What is being asked:
From the listing below, select every line where the word "ennen" appears.

Supplied information:
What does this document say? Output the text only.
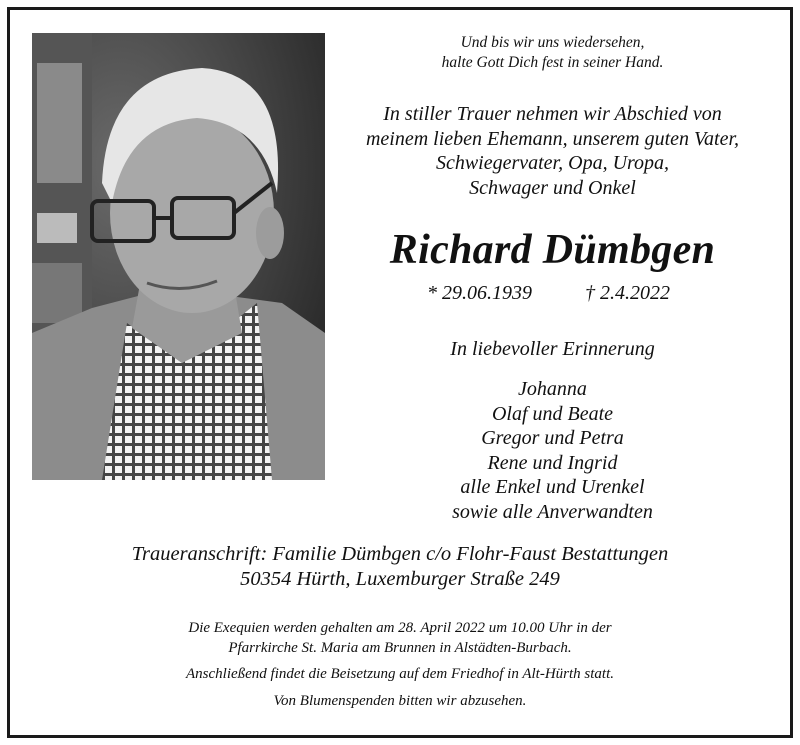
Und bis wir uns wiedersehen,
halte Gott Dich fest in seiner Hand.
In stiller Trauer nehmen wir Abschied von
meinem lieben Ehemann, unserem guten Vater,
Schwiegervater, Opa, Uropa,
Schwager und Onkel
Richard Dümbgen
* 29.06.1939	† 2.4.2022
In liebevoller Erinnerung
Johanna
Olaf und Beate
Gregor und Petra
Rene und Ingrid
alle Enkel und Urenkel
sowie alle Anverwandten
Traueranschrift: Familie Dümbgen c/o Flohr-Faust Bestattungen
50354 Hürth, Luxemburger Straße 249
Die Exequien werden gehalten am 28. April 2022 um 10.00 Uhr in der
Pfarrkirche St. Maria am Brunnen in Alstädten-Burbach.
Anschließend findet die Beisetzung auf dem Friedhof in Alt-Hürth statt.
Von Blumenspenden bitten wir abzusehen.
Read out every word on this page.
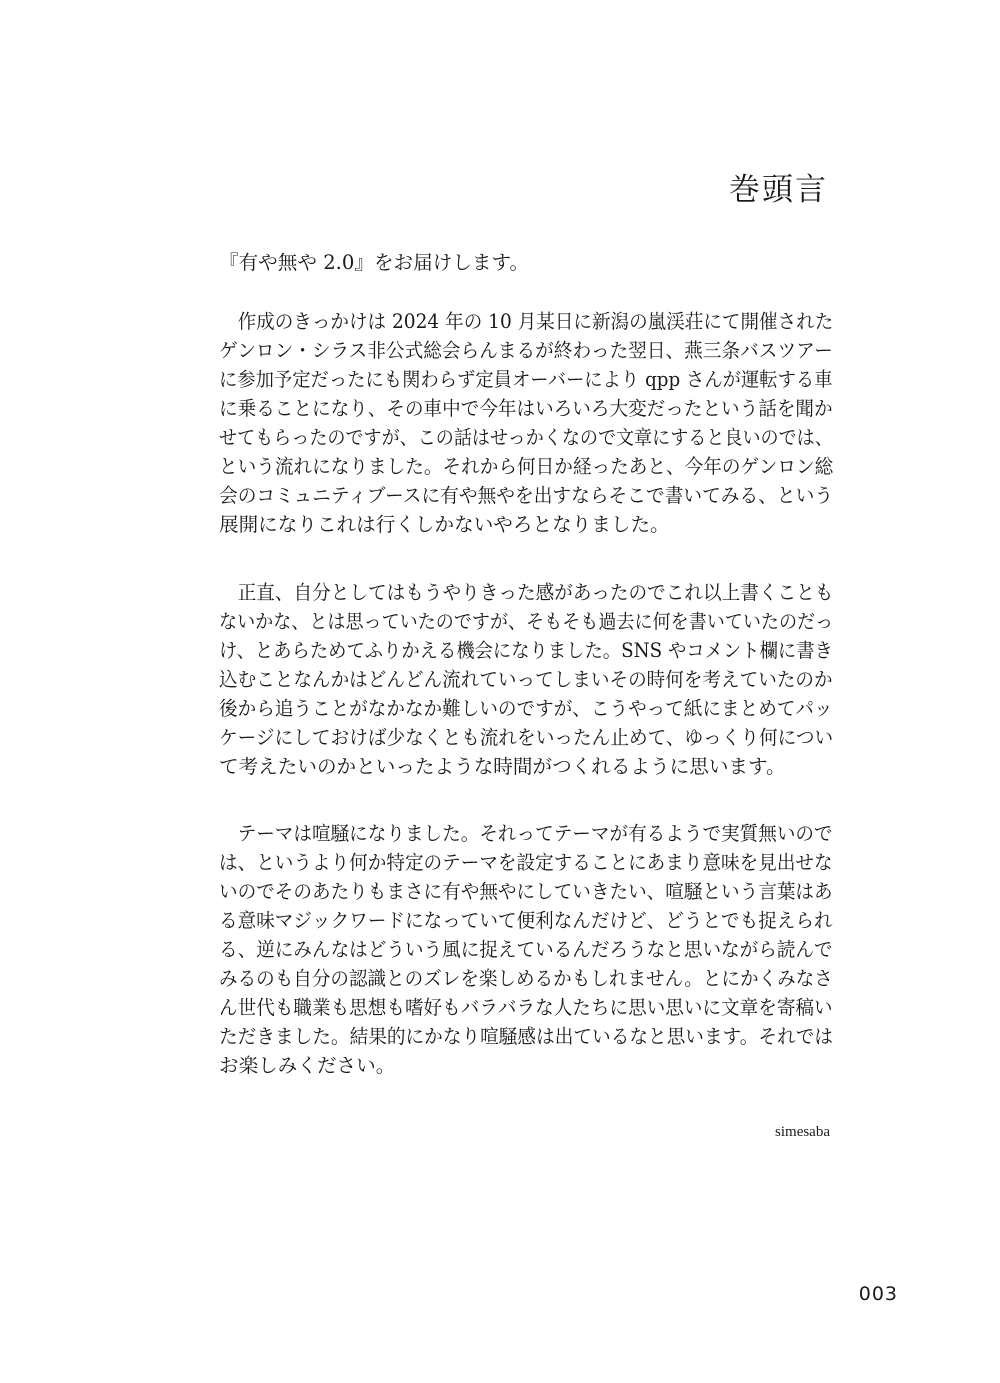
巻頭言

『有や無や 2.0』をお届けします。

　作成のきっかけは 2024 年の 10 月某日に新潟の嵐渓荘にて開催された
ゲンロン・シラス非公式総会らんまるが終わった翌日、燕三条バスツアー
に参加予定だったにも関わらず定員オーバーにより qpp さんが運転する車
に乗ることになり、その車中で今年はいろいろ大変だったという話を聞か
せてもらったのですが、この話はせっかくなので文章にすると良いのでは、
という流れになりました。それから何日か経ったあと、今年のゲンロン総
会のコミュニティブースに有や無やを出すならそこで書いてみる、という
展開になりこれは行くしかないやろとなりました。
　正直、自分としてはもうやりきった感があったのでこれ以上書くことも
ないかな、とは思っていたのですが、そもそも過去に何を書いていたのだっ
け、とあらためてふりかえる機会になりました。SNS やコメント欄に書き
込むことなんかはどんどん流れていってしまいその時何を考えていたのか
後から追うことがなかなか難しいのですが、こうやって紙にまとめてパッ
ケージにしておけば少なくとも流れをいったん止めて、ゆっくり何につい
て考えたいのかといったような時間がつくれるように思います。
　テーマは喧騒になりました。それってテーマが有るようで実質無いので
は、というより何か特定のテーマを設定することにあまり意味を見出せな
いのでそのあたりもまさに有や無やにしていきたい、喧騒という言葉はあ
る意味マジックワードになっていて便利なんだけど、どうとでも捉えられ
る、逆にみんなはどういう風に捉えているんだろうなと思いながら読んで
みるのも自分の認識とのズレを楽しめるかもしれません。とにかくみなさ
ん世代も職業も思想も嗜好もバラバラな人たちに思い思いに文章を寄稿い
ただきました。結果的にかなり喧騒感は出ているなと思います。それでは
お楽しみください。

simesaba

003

==

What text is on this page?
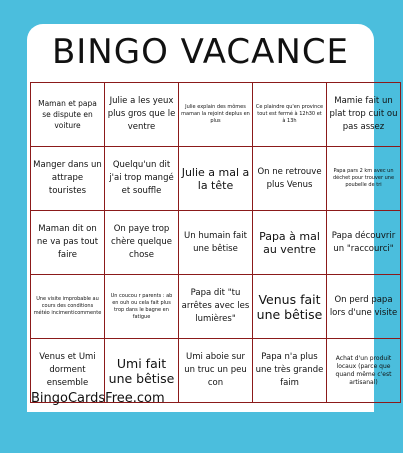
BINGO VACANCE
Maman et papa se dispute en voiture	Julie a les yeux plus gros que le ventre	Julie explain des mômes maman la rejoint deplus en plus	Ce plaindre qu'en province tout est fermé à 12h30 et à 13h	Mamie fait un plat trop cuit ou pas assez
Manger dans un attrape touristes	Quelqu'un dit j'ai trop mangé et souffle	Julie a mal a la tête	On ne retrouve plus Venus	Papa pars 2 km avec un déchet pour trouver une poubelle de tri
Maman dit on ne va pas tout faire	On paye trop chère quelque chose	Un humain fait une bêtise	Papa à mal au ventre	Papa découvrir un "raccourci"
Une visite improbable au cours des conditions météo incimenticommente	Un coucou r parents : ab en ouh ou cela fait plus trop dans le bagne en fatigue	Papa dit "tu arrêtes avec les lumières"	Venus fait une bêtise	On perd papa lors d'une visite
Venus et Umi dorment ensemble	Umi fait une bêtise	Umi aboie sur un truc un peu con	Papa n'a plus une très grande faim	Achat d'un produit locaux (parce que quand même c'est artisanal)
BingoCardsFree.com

==

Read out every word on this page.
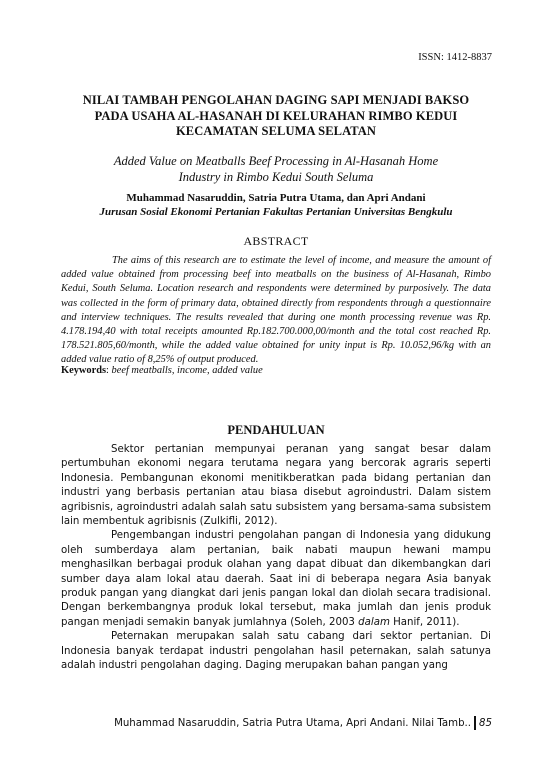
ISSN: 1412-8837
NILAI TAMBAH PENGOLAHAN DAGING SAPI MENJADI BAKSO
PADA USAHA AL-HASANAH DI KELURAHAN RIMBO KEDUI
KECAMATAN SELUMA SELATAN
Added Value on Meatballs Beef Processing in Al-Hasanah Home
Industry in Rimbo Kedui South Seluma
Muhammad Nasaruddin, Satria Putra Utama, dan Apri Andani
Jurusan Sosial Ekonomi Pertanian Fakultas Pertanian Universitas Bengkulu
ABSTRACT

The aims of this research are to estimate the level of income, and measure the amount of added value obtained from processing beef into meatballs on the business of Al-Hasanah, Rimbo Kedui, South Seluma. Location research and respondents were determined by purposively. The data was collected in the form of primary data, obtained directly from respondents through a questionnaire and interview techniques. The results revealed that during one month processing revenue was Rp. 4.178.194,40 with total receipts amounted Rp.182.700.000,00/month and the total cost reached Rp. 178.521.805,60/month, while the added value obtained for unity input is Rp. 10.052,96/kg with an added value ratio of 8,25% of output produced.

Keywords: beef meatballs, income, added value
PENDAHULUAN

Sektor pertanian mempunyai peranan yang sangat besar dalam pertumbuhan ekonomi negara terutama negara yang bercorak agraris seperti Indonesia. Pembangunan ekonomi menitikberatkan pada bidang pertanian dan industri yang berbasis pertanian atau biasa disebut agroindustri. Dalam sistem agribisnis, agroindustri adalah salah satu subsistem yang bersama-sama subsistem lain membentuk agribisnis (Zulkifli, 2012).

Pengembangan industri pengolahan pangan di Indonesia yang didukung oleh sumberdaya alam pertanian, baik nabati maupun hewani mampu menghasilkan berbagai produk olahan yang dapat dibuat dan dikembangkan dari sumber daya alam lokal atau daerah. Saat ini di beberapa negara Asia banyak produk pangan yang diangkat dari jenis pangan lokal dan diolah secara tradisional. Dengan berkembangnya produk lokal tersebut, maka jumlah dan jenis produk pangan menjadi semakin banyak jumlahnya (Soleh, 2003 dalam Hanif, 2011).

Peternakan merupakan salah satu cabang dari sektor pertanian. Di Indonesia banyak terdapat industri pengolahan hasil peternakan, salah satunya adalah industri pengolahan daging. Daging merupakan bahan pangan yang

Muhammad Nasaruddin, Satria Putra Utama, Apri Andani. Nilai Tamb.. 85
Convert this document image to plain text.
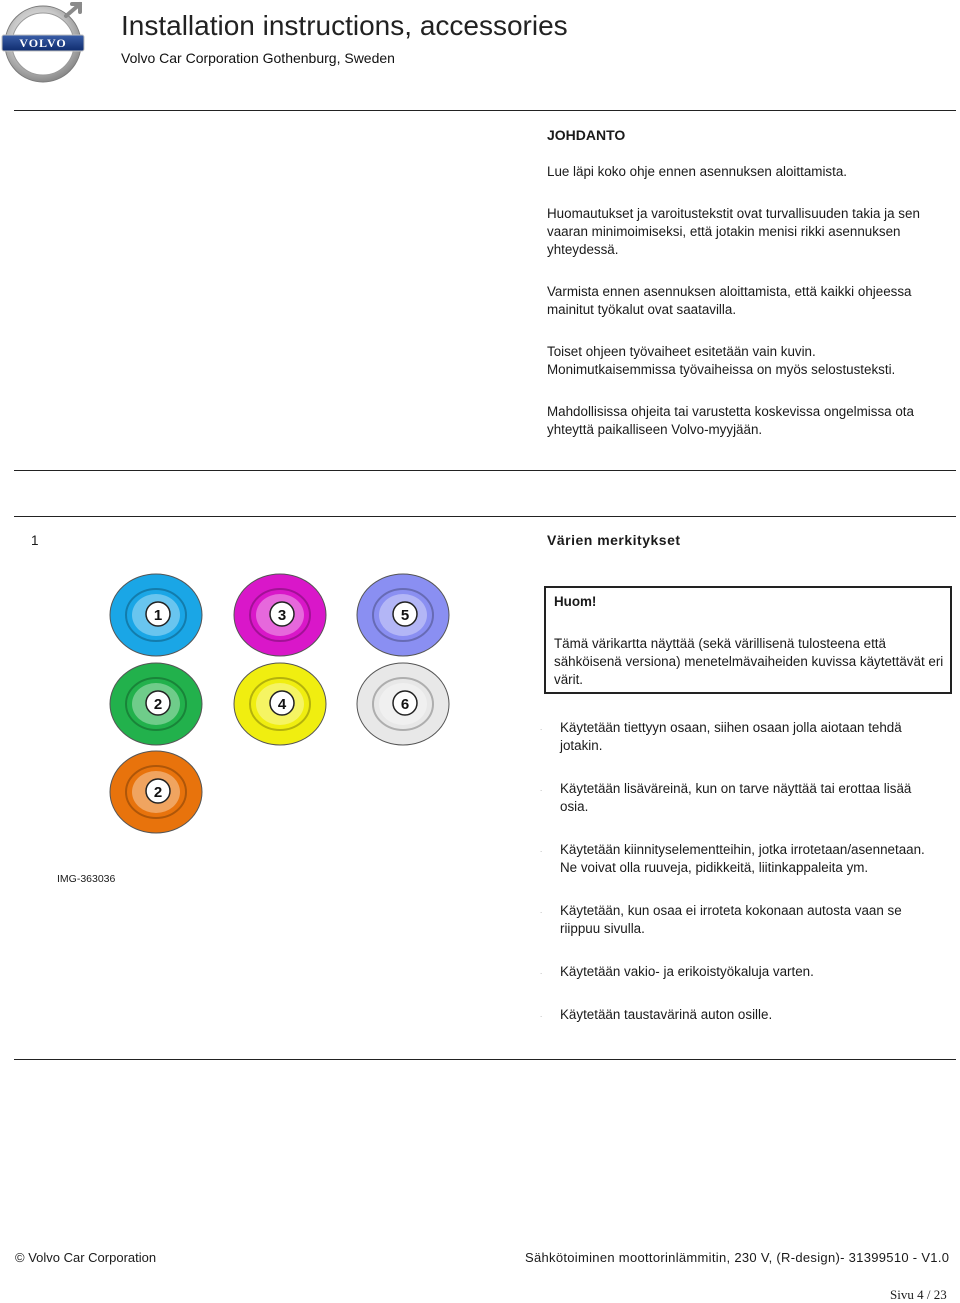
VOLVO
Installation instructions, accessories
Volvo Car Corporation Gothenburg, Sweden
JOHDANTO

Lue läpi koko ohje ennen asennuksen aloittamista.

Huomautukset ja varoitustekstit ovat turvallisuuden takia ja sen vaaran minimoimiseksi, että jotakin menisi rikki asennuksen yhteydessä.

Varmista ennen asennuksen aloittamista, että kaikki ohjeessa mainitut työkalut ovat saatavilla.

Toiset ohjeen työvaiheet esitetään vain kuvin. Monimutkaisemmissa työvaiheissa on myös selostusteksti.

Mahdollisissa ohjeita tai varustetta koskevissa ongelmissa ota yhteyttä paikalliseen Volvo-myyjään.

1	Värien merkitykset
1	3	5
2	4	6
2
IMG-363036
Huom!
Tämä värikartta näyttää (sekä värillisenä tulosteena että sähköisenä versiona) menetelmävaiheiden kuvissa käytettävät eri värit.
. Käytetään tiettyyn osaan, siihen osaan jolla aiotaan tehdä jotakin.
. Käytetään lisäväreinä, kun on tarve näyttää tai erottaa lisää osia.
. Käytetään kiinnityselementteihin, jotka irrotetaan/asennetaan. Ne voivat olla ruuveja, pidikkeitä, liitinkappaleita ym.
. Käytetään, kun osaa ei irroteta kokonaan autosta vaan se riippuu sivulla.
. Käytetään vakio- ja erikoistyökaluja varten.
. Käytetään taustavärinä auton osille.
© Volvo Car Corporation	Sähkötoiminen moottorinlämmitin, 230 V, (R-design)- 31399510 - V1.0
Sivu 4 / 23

Result of this exercise:
Lue läpi koko ohje ennen asennuksen aloittamista.
Varmista ennen asennuksen aloittamista, että kaikki ohjeessa mainitut työkalut ovat saatavilla.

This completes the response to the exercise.